▶ **Assignment A**
In the passage on grip strength, write out the text starting at "So, where to" and ending at "Muscle. 2018 Feb;9(1):3–19.", replacing "heavy" with "weighty".
▶ **Assignment B**
Summarize the passage on grip strength in two sentences.

▶ **Passage**
○ ○ ○

Is it all about grip strength?

As always it is useful to have a contrasting viewpoint. Buckner et al., (6) noted that a study found no increases in grip strength from 12 months of resistance training in elderly women. They went on to suggest that general resistance training doesn’t improve grip strength. After diving into the referenced study, the resistance program wasn’t exactly geared towards developing grip strength. In fact, grip was hardly utilised in the exercises included in this study. The exercises chosen were bench press, leg press, biceps curls, triceps, quadricep curls. Strength is specific (7). While there is some transferability of strength from one movement to another, ultimately, it must have some similarity to the thing that is trying to be improved upon (8). Maybe if one used the increased bicep curl strength to do pull ups, we might see some transfer-ability into grip strength. 

I suspect that grip is an emergent quality. One improves variables that constitute grip strength. This will likely lead to improved gripping abilities. But using grip as a way to train other variables may be unlikely. It may well be that grip becomes a thing in a stepwise fashion, similar to what is proposed for the vertebral column (13). Basically a ‘thing’ must come before the next ‘thing’. There are a lot of other factors to consider as well, factors beyond the scope of this article. Something as simple as whether you have training experience or not can greatly change what needs considering of what to focus on.

Conclusion

So, where to from here? To improve your grip, use it. Use it in various movements. Try lifting some heavy things. This will force more of your grip muscles to be used and increase strength. Or try to do light things to near grip failure. This will increase muscle size and subsequently strength.  


References:

1.         Cronin J, Lawton T, Harris N, Kilding A, McMaster DT. A Brief Review of Handgrip Strength and Sport Performance. The Journal of Strength & Conditioning Research. 2017 Nov;31(11):3187–217.

2.         Bohannon RW. Grip Strength: An Indispensable Biomarker For Older Adults. Clinical Interventions in Aging. 2019;14:1681.

3.         Tieland M, Trouwborst I, Clark BC. Skeletal muscle performance and ageing. J Cachexia Sarcopenia Muscle. 2018 Feb;9(1):3–19.

○ ○ ○

▶ **Source data**

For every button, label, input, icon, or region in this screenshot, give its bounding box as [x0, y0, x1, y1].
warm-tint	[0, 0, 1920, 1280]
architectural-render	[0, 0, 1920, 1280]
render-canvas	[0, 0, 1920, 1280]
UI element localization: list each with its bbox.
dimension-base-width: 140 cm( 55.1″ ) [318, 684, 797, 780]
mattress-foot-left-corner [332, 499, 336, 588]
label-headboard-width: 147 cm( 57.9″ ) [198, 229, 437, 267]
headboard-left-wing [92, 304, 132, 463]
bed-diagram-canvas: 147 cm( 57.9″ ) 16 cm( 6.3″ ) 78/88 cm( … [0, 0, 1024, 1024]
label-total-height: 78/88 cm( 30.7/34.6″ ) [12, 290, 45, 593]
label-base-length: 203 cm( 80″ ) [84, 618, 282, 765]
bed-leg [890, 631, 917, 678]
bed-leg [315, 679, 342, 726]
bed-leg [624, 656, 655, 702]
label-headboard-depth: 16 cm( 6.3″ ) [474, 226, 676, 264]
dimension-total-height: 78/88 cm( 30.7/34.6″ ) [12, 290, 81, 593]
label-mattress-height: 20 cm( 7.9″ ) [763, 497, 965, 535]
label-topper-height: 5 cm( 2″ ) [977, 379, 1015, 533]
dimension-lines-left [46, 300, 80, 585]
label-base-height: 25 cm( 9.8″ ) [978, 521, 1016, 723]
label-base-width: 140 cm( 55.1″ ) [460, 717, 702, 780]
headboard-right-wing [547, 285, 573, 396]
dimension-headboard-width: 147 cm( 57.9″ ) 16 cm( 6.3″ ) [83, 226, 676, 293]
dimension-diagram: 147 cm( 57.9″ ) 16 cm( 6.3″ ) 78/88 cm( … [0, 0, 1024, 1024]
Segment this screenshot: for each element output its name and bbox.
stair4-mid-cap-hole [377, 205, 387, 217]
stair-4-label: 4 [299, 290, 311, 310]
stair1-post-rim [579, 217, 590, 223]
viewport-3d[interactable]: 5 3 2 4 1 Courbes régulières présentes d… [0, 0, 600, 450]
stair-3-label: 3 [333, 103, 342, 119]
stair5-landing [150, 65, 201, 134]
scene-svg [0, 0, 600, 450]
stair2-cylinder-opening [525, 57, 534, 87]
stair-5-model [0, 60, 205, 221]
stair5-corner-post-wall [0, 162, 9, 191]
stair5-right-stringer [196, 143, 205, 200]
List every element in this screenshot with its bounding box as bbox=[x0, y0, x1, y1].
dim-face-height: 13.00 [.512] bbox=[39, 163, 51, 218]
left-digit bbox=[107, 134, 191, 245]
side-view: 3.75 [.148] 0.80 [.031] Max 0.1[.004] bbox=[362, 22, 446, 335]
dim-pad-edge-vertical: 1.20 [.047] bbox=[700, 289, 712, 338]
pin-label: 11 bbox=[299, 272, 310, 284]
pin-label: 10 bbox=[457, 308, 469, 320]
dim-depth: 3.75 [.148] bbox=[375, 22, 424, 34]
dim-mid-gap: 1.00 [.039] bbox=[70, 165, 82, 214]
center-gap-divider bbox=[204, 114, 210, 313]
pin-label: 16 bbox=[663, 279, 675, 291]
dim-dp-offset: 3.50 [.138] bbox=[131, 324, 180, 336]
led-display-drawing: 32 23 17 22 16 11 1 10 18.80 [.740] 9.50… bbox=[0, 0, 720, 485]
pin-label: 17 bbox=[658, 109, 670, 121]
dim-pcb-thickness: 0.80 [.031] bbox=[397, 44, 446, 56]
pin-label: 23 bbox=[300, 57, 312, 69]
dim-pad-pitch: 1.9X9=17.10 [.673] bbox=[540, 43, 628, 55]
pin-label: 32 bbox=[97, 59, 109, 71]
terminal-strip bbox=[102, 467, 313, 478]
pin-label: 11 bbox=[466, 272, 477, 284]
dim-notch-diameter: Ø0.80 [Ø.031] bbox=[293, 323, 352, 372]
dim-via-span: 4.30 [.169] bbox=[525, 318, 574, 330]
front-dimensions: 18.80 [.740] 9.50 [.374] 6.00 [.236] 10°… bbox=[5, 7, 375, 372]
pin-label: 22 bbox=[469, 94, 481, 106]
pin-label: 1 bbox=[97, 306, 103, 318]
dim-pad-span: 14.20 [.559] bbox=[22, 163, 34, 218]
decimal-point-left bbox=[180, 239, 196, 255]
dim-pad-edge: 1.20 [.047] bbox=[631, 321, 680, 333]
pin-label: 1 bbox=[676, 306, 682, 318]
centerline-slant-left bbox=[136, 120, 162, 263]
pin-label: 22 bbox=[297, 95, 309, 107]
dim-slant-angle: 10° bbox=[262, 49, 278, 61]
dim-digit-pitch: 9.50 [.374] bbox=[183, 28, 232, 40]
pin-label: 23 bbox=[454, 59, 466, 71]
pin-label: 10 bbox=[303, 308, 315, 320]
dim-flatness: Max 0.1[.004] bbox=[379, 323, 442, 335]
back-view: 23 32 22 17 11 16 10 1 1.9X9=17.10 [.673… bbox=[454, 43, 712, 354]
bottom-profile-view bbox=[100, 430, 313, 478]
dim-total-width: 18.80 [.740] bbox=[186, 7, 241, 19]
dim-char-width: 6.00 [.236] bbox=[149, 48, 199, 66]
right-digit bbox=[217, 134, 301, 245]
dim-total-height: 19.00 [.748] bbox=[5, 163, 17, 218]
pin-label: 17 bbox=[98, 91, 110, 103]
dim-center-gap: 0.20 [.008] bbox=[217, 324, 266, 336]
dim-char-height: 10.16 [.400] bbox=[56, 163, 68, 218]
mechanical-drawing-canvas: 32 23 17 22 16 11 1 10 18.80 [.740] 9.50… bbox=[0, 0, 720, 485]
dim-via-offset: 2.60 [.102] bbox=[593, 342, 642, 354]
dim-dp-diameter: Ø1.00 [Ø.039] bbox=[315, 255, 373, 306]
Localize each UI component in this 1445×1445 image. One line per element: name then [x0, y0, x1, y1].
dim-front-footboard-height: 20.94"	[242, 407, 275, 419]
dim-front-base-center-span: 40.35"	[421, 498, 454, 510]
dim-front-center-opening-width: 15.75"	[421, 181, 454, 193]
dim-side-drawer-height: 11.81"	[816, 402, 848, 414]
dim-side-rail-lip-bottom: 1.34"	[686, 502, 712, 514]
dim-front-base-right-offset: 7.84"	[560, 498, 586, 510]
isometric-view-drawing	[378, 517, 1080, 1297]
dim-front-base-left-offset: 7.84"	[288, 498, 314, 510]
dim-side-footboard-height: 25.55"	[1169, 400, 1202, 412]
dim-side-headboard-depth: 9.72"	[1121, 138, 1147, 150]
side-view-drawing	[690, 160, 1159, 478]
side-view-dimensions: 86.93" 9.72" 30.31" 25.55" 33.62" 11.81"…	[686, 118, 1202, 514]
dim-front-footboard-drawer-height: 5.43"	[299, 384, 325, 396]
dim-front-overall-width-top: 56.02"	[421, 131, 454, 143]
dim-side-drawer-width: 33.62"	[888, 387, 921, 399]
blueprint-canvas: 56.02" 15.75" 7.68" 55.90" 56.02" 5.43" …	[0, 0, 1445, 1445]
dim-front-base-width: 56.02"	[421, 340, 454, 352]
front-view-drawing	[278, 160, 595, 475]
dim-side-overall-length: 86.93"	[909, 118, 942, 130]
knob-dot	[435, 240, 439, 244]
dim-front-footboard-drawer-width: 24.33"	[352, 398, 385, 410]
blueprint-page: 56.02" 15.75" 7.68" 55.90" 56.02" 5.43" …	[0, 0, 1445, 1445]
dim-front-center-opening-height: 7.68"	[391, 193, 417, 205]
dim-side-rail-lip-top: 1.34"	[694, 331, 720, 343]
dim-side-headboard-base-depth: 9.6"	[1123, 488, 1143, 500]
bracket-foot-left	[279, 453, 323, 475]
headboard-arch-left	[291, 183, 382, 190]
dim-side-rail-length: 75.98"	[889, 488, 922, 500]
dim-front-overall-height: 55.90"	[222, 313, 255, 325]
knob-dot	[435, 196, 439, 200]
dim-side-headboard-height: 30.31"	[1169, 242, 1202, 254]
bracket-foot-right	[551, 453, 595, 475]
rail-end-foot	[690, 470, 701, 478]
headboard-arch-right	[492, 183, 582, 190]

○ ○ ○

▶ **Solution A**
So, where to from here? To improve your grip, use it. Use it in various movements. Try lifting some weighty things. This will force more of your grip muscles to be used and increase strength. Or try to do light things to near grip failure. This will increase muscle size and subsequently strength.  


References:

1.         Cronin J, Lawton T, Harris N, Kilding A, McMaster DT. A Brief Review of Handgrip Strength and Sport Performance. The Journal of Strength & Conditioning Research. 2017 Nov;31(11):3187–217.

2.         Bohannon RW. Grip Strength: An Indispensable Biomarker For Older Adults. Clinical Interventions in Aging. 2019;14:1681.

3.         Tieland M, Trouwborst I, Clark BC. Skeletal muscle performance and ageing. J Cachexia Sarcopenia Muscle. 2018 Feb;9(1):3–19.

▶ **Solution B**
A cited study found no grip-strength gains from 12 months of resistance training in elderly women, but its exercises hardly used grip, and strength transfers only to movements with some similarity to the one being trained. To improve grip, the author advises using it in various movements, either by lifting heavy things or by working with light things to near grip failure.